**Stated exercise**.
Each entry below is to be printed verbatim.

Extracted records
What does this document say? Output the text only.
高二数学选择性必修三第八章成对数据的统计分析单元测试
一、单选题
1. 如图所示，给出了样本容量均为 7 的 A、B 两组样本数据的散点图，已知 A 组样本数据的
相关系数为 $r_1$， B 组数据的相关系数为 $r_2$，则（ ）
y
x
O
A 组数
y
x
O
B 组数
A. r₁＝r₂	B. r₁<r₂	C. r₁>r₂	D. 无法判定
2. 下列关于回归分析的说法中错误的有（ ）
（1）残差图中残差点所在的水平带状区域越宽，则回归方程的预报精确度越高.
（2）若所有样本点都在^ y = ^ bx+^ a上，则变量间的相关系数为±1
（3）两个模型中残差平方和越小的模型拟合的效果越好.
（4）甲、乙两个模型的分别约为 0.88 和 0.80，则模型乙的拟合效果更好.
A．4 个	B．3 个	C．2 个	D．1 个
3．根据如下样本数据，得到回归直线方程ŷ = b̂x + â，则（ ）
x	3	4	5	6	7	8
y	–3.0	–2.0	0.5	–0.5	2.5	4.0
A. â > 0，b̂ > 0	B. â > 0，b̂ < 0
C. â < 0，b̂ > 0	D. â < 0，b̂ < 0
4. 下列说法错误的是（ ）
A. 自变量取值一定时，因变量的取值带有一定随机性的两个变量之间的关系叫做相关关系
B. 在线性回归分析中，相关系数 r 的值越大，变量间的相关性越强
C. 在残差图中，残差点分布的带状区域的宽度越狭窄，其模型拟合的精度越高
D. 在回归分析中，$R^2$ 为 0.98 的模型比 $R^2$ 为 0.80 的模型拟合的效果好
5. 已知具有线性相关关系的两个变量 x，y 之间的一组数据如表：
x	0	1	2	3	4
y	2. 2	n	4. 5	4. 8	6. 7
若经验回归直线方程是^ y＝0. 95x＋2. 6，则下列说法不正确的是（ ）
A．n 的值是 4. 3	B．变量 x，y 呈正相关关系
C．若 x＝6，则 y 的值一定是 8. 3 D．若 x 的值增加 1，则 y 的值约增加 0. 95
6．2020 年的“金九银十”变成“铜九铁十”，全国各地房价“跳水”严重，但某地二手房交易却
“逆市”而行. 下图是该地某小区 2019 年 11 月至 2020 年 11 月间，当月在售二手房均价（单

**Solution for this problem**.
What does this document say? Output the text only.
高二数学选择性必修三第八章成对数据的统计分析单元测试
一、单选题
1. 如图所示，给出了样本容量均为 7 的 A、B 两组样本数据的散点图，已知 A 组样本数据的
相关系数为 $r_1$， B 组数据的相关系数为 $r_2$，则（ ）
y
x
O
A 组数
y
x
O
B 组数
A. r₁＝r₂	B. r₁<r₂	C. r₁>r₂	D. 无法判定
2. 下列关于回归分析的说法中错误的有（ ）
（1）残差图中残差点所在的水平带状区域越宽，则回归方程的预报精确度越高.
（2）若所有样本点都在^ y = ^ bx+^ a上，则变量间的相关系数为±1
（3）两个模型中残差平方和越小的模型拟合的效果越好.
（4）甲、乙两个模型的分别约为 0.88 和 0.80，则模型乙的拟合效果更好.
A．4 个	B．3 个	C．2 个	D．1 个
3．根据如下样本数据，得到回归直线方程ŷ = b̂x + â，则（ ）
x	3	4	5	6	7	8
y	–3.0	–2.0	0.5	–0.5	2.5	4.0
A. â > 0，b̂ > 0	B. â > 0，b̂ < 0
C. â < 0，b̂ > 0	D. â < 0，b̂ < 0
4. 下列说法错误的是（ ）
A. 自变量取值一定时，因变量的取值带有一定随机性的两个变量之间的关系叫做相关关系
B. 在线性回归分析中，相关系数 r 的值越大，变量间的相关性越强
C. 在残差图中，残差点分布的带状区域的宽度越狭窄，其模型拟合的精度越高
D. 在回归分析中，$R^2$ 为 0.98 的模型比 $R^2$ 为 0.80 的模型拟合的效果好
5. 已知具有线性相关关系的两个变量 x，y 之间的一组数据如表：
x	0	1	2	3	4
y	2. 2	n	4. 5	4. 8	6. 7
若经验回归直线方程是^ y＝0. 95x＋2. 6，则下列说法不正确的是（ ）
A．n 的值是 4. 3	B．变量 x，y 呈正相关关系
C．若 x＝6，则 y 的值一定是 8. 3 D．若 x 的值增加 1，则 y 的值约增加 0. 95
6．2020 年的“金九银十”变成“铜九铁十”，全国各地房价“跳水”严重，但某地二手房交易却
“逆市”而行. 下图是该地某小区 2019 年 11 月至 2020 年 11 月间，当月在售二手房均价（单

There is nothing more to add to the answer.